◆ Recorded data

:::::

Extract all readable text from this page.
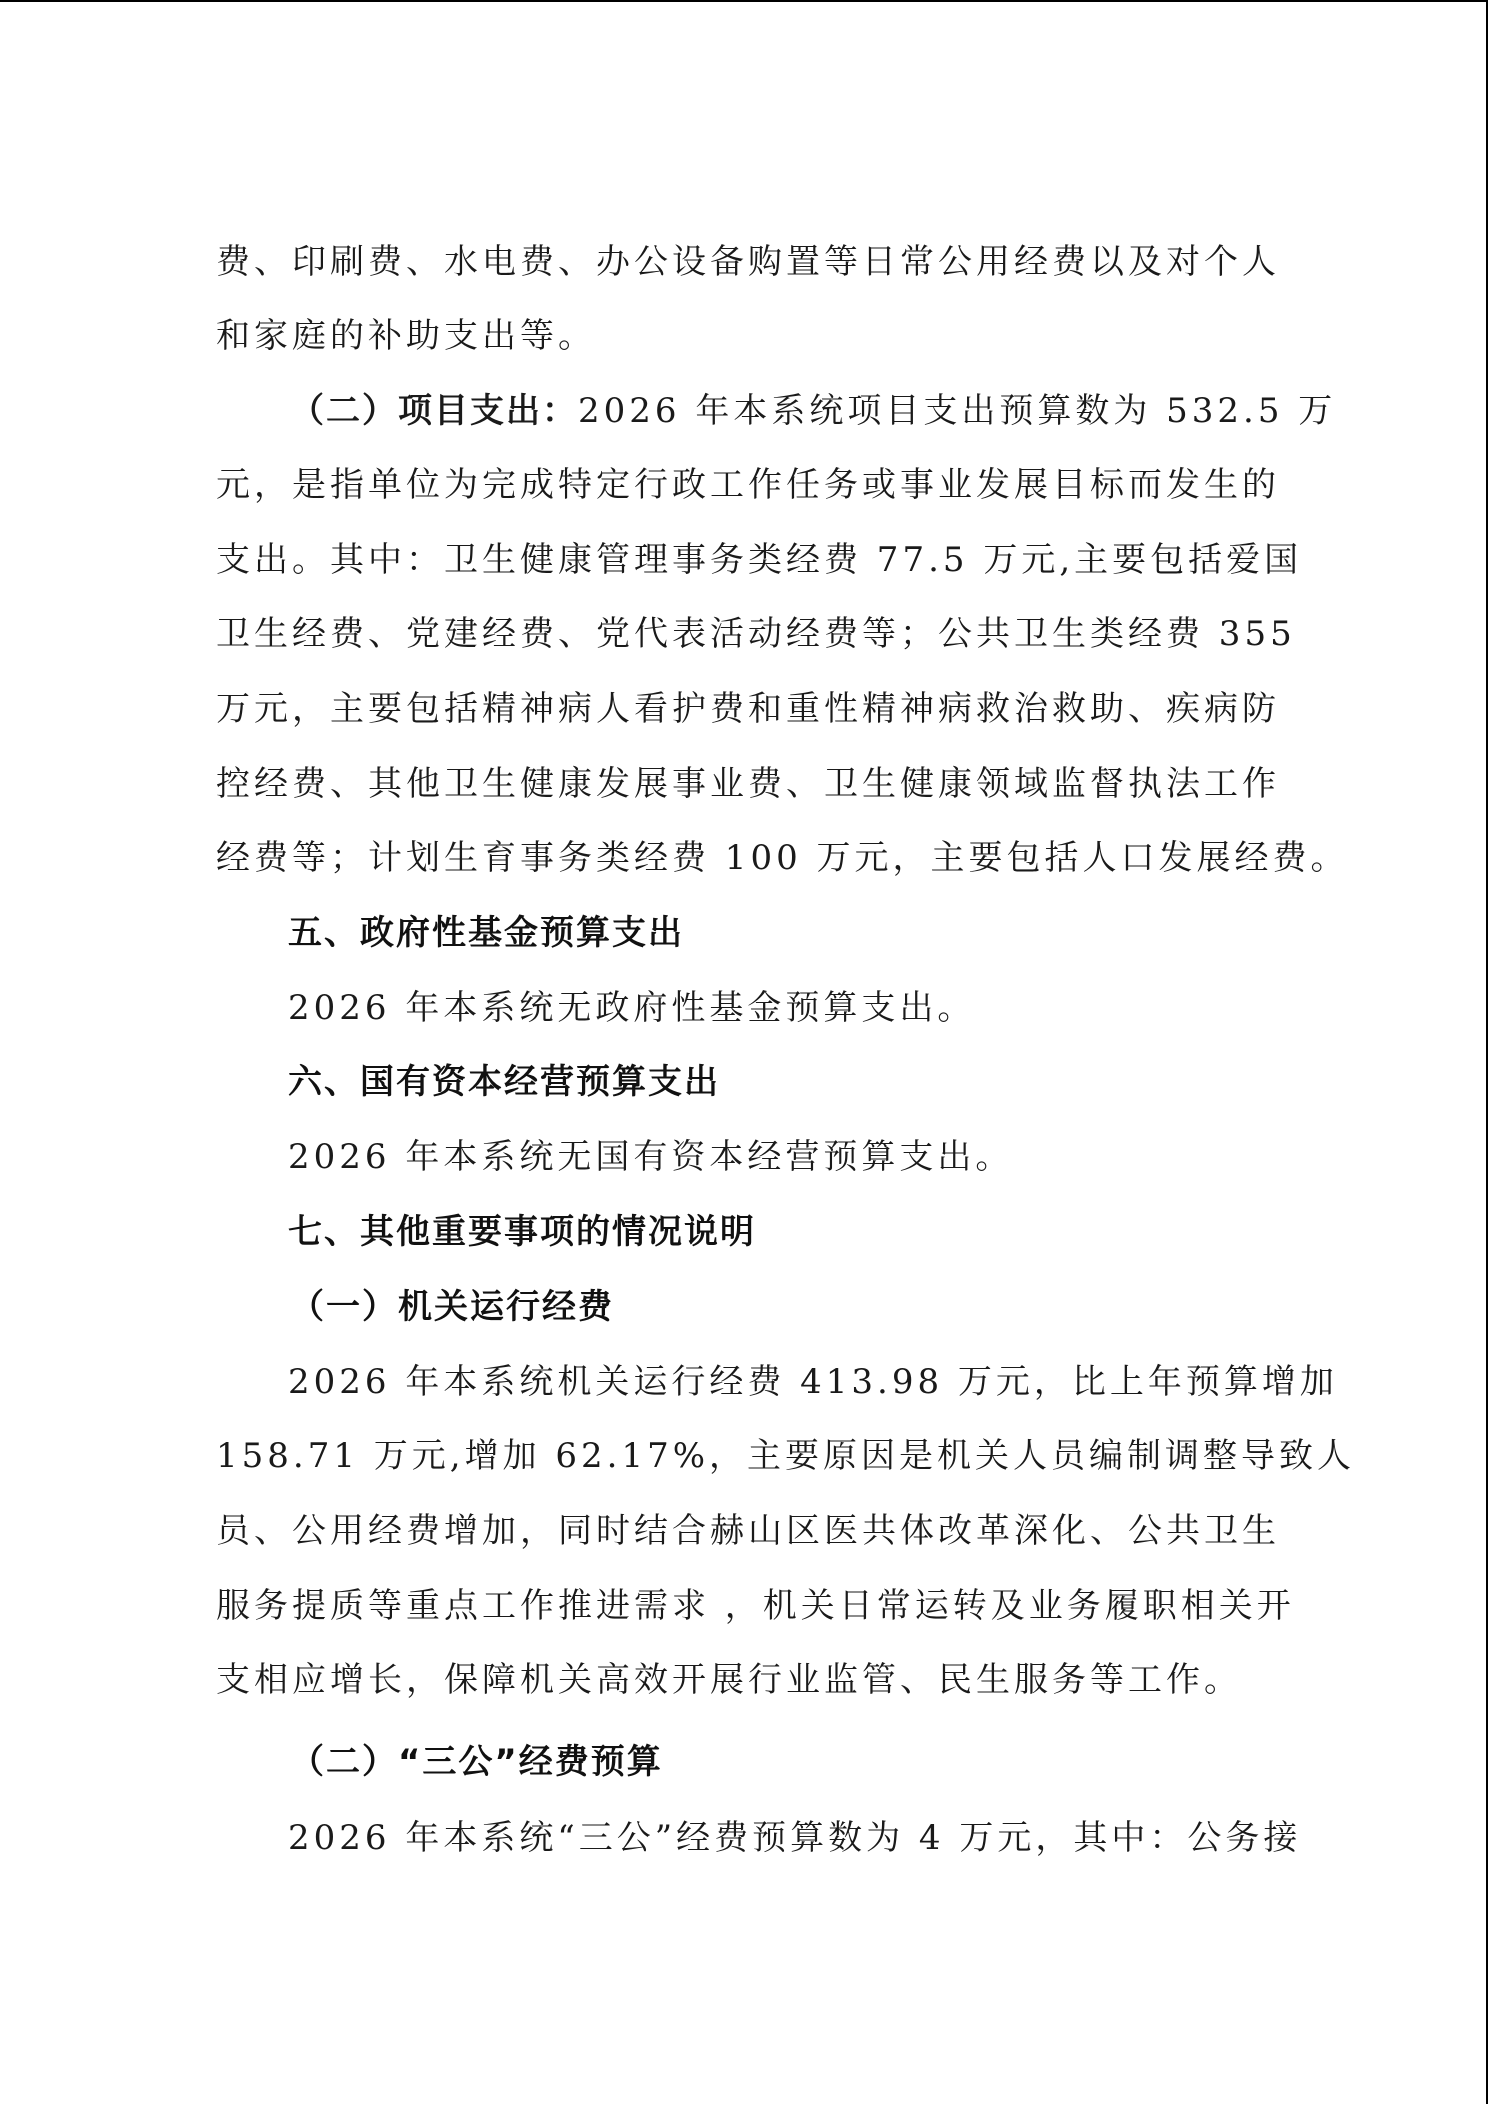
费、印刷费、水电费、办公设备购置等日常公用经费以及对个人
和家庭的补助支出等。
（二）项目支出：2026 年本系统项目支出预算数为 532.5 万
元，是指单位为完成特定行政工作任务或事业发展目标而发生的
支出。其中：卫生健康管理事务类经费 77.5 万元,主要包括爱国
卫生经费、党建经费、党代表活动经费等；公共卫生类经费 355
万元，主要包括精神病人看护费和重性精神病救治救助、疾病防
控经费、其他卫生健康发展事业费、卫生健康领域监督执法工作
经费等；计划生育事务类经费 100 万元，主要包括人口发展经费。
五、政府性基金预算支出
2026 年本系统无政府性基金预算支出。
六、国有资本经营预算支出
2026 年本系统无国有资本经营预算支出。
七、其他重要事项的情况说明
（一）机关运行经费
2026 年本系统机关运行经费 413.98 万元，比上年预算增加
158.71 万元,增加 62.17%，主要原因是机关人员编制调整导致人
员、公用经费增加，同时结合赫山区医共体改革深化、公共卫生
服务提质等重点工作推进需求 ，机关日常运转及业务履职相关开
支相应增长，保障机关高效开展行业监管、民生服务等工作。
（二）“三公”经费预算
2026 年本系统“三公”经费预算数为 4 万元，其中：公务接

:::::

◆ Objective
Repeat each entry exactly as it appears; skip any picture.

◆ Finished answer
Extract all readable text from this page.
费、印刷费、水电费、办公设备购置等日常公用经费以及对个人
和家庭的补助支出等。
（二）项目支出：2026 年本系统项目支出预算数为 532.5 万
元，是指单位为完成特定行政工作任务或事业发展目标而发生的
支出。其中：卫生健康管理事务类经费 77.5 万元,主要包括爱国
卫生经费、党建经费、党代表活动经费等；公共卫生类经费 355
万元，主要包括精神病人看护费和重性精神病救治救助、疾病防
控经费、其他卫生健康发展事业费、卫生健康领域监督执法工作
经费等；计划生育事务类经费 100 万元，主要包括人口发展经费。
五、政府性基金预算支出
2026 年本系统无政府性基金预算支出。
六、国有资本经营预算支出
2026 年本系统无国有资本经营预算支出。
七、其他重要事项的情况说明
（一）机关运行经费
2026 年本系统机关运行经费 413.98 万元，比上年预算增加
158.71 万元,增加 62.17%，主要原因是机关人员编制调整导致人
员、公用经费增加，同时结合赫山区医共体改革深化、公共卫生
服务提质等重点工作推进需求 ，机关日常运转及业务履职相关开
支相应增长，保障机关高效开展行业监管、民生服务等工作。
（二）“三公”经费预算
2026 年本系统“三公”经费预算数为 4 万元，其中：公务接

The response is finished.